Exercise prompt
Make an exact copy of the data below, leaving out every picture.

Structured figure records:

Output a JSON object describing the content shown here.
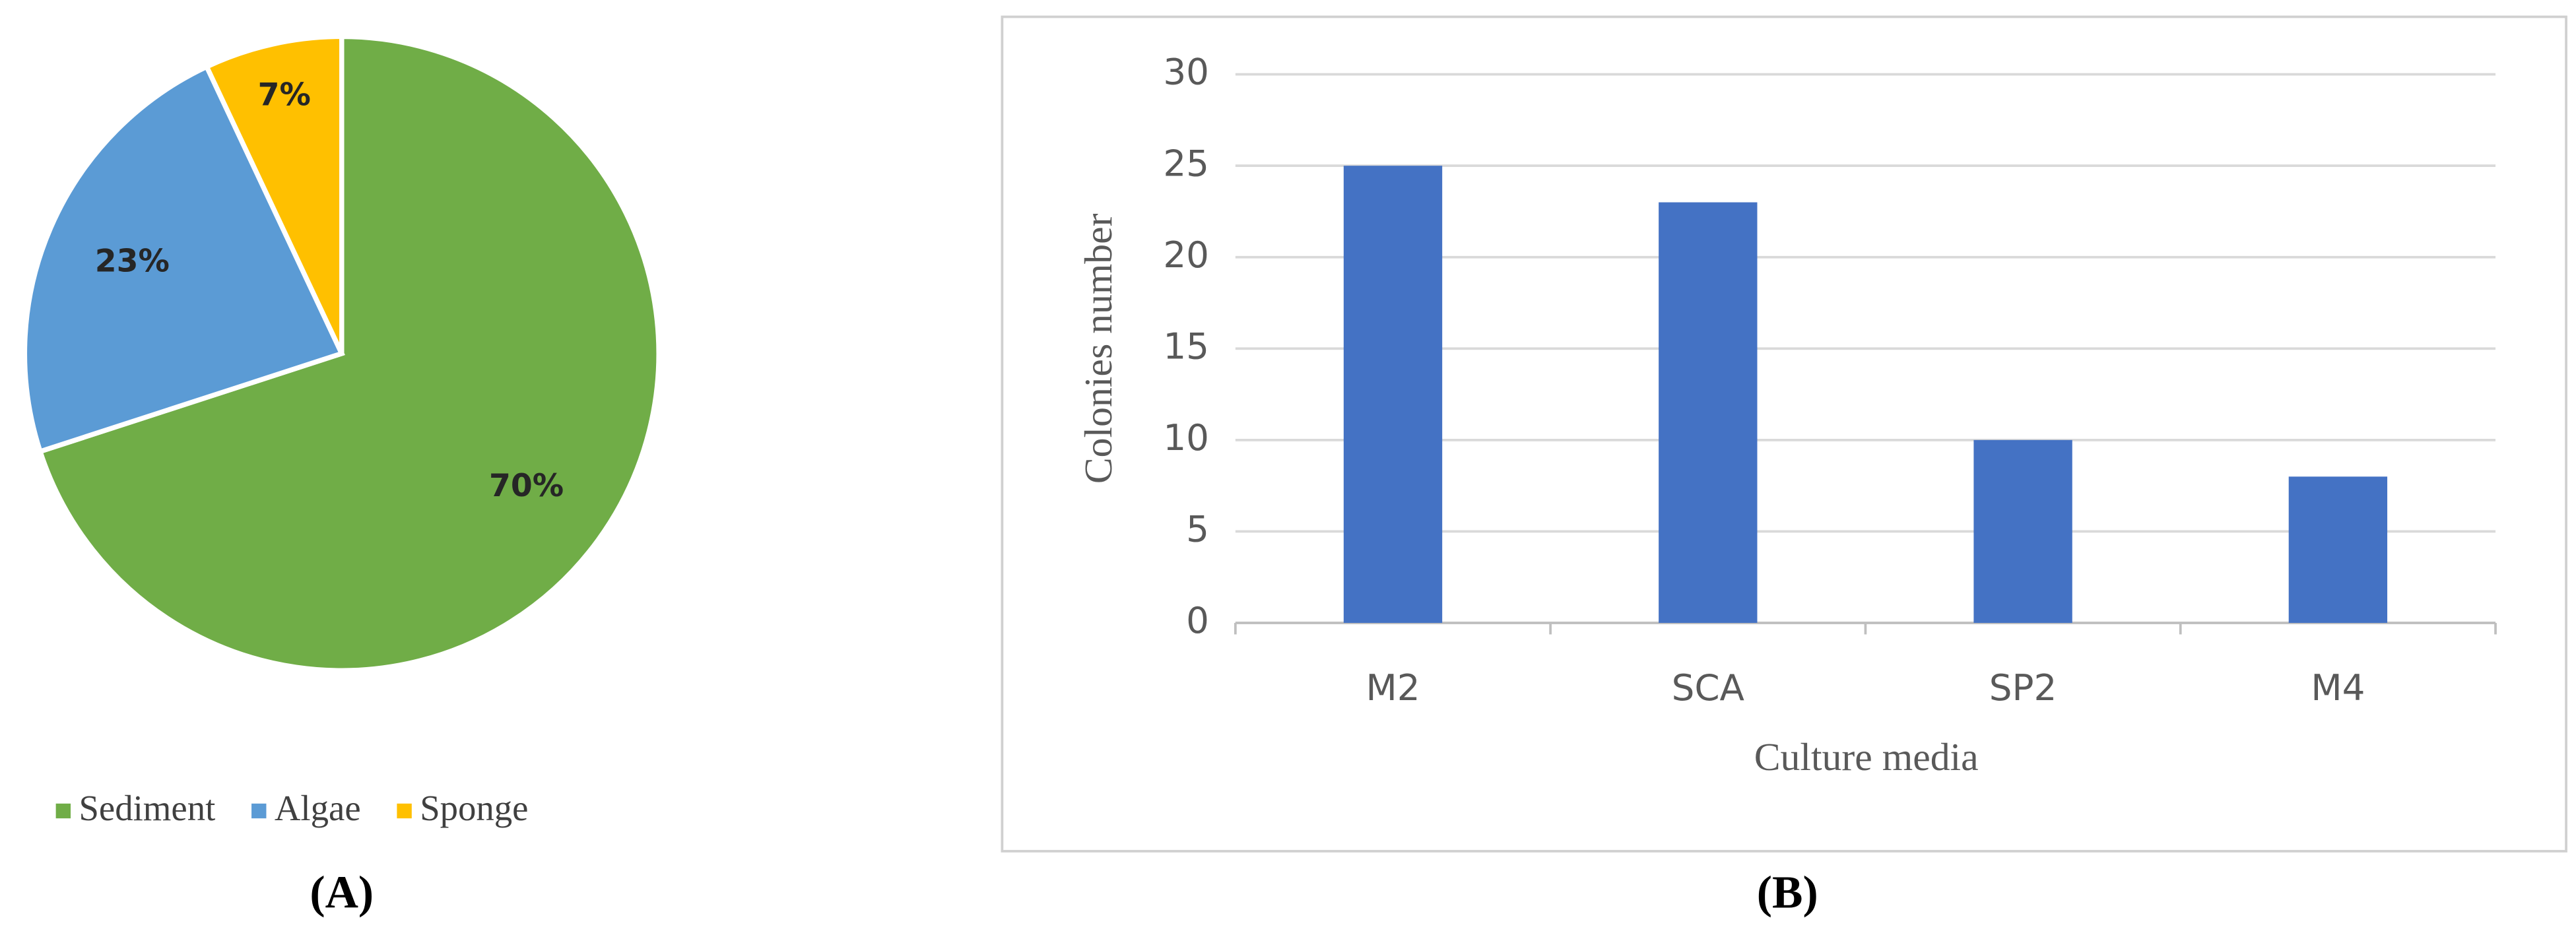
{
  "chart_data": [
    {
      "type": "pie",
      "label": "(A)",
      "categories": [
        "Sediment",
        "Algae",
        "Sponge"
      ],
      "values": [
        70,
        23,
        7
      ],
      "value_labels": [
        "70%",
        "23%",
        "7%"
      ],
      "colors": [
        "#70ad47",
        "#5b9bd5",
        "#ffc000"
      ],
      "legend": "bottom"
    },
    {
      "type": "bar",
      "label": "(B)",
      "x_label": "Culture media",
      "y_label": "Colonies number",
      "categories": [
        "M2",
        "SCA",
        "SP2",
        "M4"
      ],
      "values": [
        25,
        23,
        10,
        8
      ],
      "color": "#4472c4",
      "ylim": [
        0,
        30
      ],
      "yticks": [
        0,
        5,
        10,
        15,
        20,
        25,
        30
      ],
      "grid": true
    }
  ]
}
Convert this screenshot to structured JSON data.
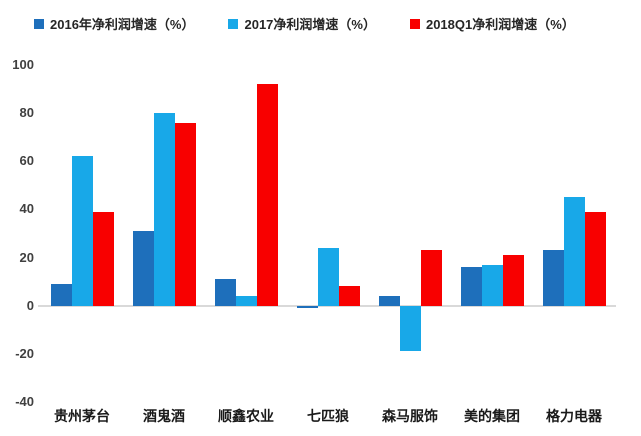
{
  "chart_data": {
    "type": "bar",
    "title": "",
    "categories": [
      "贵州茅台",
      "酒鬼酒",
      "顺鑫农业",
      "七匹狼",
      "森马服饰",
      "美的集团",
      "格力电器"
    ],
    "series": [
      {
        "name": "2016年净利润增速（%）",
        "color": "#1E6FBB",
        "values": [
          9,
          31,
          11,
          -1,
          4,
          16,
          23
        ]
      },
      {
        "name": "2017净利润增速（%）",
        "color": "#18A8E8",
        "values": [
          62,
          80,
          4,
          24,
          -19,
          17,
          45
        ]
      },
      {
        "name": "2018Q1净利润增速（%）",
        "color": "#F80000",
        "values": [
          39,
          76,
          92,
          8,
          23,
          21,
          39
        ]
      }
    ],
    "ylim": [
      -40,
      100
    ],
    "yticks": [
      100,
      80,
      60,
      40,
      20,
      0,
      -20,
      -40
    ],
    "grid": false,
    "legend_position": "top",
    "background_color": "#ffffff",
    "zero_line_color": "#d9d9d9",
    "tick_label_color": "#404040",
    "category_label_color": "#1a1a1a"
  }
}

Reply to the task
Output a JSON object describing the content shown here.
{
  "chart_data": [
    {
      "type": "pie",
      "label": "(A)",
      "categories": [
        "Sediment",
        "Algae",
        "Sponge"
      ],
      "values": [
        70,
        23,
        7
      ],
      "value_labels": [
        "70%",
        "23%",
        "7%"
      ],
      "colors": [
        "#70ad47",
        "#5b9bd5",
        "#ffc000"
      ],
      "legend": "bottom"
    },
    {
      "type": "bar",
      "label": "(B)",
      "x_label": "Culture media",
      "y_label": "Colonies number",
      "categories": [
        "M2",
        "SCA",
        "SP2",
        "M4"
      ],
      "values": [
        25,
        23,
        10,
        8
      ],
      "color": "#4472c4",
      "ylim": [
        0,
        30
      ],
      "yticks": [
        0,
        5,
        10,
        15,
        20,
        25,
        30
      ],
      "grid": true
    }
  ]
}
Convert this screenshot to structured JSON data.
{
  "chart_data": {
    "type": "bar",
    "title": "",
    "categories": [
      "贵州茅台",
      "酒鬼酒",
      "顺鑫农业",
      "七匹狼",
      "森马服饰",
      "美的集团",
      "格力电器"
    ],
    "series": [
      {
        "name": "2016年净利润增速（%）",
        "color": "#1E6FBB",
        "values": [
          9,
          31,
          11,
          -1,
          4,
          16,
          23
        ]
      },
      {
        "name": "2017净利润增速（%）",
        "color": "#18A8E8",
        "values": [
          62,
          80,
          4,
          24,
          -19,
          17,
          45
        ]
      },
      {
        "name": "2018Q1净利润增速（%）",
        "color": "#F80000",
        "values": [
          39,
          76,
          92,
          8,
          23,
          21,
          39
        ]
      }
    ],
    "ylim": [
      -40,
      100
    ],
    "yticks": [
      100,
      80,
      60,
      40,
      20,
      0,
      -20,
      -40
    ],
    "grid": false,
    "legend_position": "top",
    "background_color": "#ffffff",
    "zero_line_color": "#d9d9d9",
    "tick_label_color": "#404040",
    "category_label_color": "#1a1a1a"
  }
}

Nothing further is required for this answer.